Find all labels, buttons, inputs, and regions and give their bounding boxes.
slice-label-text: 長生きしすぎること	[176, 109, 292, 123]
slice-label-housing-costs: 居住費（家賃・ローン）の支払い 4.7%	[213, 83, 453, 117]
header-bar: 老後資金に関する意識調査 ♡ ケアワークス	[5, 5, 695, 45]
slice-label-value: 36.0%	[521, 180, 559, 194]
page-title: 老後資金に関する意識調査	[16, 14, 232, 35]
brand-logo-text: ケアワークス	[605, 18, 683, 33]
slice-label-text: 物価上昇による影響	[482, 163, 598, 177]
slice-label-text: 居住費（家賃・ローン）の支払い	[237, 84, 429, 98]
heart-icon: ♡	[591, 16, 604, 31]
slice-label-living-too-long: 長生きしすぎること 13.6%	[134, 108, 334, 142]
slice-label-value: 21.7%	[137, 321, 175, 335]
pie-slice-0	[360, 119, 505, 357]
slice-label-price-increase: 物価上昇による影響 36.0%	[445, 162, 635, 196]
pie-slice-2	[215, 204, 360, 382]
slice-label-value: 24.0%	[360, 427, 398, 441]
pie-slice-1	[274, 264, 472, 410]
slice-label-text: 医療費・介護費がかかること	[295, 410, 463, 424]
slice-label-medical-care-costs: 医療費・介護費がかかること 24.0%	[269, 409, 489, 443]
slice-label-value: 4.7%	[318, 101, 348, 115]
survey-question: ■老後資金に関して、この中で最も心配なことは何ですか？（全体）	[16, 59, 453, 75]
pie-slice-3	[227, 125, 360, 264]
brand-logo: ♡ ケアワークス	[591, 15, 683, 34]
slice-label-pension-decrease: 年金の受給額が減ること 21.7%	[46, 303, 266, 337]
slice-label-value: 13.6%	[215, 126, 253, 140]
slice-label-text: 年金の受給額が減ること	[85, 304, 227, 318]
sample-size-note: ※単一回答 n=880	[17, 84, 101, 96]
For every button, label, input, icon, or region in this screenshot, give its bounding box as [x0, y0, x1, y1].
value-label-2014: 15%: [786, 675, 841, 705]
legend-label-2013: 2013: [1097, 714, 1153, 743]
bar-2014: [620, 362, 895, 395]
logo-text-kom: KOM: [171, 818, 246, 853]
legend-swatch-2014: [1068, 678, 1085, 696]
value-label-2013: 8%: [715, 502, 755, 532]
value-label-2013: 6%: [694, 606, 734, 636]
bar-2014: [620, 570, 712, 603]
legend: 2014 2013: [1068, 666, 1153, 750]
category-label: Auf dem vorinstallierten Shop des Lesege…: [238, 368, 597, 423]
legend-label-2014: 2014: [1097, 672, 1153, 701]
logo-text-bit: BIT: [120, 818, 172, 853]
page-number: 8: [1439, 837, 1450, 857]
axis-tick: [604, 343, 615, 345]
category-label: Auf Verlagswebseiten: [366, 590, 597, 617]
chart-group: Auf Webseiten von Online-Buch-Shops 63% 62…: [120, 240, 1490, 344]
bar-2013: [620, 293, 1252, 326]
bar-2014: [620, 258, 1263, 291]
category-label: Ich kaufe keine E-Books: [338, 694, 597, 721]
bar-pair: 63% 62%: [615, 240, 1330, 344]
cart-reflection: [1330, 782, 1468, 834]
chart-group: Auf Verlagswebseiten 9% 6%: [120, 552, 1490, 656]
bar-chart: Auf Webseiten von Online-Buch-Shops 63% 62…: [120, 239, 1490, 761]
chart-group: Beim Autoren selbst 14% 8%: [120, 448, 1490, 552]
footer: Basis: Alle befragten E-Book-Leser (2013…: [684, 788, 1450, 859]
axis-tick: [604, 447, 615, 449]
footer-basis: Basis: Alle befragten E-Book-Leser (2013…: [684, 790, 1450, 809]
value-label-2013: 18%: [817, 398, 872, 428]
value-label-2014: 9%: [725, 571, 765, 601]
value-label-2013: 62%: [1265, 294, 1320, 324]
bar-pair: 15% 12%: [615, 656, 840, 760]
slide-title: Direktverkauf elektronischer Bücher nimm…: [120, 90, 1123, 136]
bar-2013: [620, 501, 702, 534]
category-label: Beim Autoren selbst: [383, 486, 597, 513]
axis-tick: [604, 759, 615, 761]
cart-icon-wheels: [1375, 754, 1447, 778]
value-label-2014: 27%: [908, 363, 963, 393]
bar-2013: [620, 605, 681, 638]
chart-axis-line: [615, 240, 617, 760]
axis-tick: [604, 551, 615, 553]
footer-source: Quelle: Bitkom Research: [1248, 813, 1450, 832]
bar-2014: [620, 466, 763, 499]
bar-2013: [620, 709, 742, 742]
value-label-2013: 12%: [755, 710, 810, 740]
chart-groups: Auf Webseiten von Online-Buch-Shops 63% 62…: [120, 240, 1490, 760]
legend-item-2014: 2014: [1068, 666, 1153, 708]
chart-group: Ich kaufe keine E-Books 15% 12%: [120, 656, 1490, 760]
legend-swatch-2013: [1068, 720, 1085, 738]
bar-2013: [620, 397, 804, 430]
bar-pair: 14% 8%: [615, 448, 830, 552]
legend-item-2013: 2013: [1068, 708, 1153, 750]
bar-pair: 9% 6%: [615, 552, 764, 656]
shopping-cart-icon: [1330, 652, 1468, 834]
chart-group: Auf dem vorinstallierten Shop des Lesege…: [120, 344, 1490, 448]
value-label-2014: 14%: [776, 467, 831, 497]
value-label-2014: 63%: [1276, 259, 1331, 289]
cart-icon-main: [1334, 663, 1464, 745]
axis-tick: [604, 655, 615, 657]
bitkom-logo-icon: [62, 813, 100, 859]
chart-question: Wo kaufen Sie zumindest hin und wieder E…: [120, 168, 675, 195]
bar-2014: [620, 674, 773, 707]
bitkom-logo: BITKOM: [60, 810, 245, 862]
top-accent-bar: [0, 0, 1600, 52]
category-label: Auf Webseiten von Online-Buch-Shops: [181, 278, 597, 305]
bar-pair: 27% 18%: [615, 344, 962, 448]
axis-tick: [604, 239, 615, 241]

- **Exercise brief**
Rewrite the lines from the first one through the one containing "119, 505, 357]", putting "slice-caption" wherever "slice-label-text" appears and changing nothing else.

- **Reply**
Find all labels, buttons, inputs, and regions and give their bounding boxes.
slice-caption: 長生きしすぎること	[176, 109, 292, 123]
slice-label-housing-costs: 居住費（家賃・ローン）の支払い 4.7%	[213, 83, 453, 117]
header-bar: 老後資金に関する意識調査 ♡ ケアワークス	[5, 5, 695, 45]
slice-label-value: 36.0%	[521, 180, 559, 194]
page-title: 老後資金に関する意識調査	[16, 14, 232, 35]
brand-logo-text: ケアワークス	[605, 18, 683, 33]
slice-caption: 物価上昇による影響	[482, 163, 598, 177]
slice-caption: 居住費（家賃・ローン）の支払い	[237, 84, 429, 98]
heart-icon: ♡	[591, 16, 604, 31]
slice-label-living-too-long: 長生きしすぎること 13.6%	[134, 108, 334, 142]
slice-label-value: 21.7%	[137, 321, 175, 335]
pie-slice-0	[360, 119, 505, 357]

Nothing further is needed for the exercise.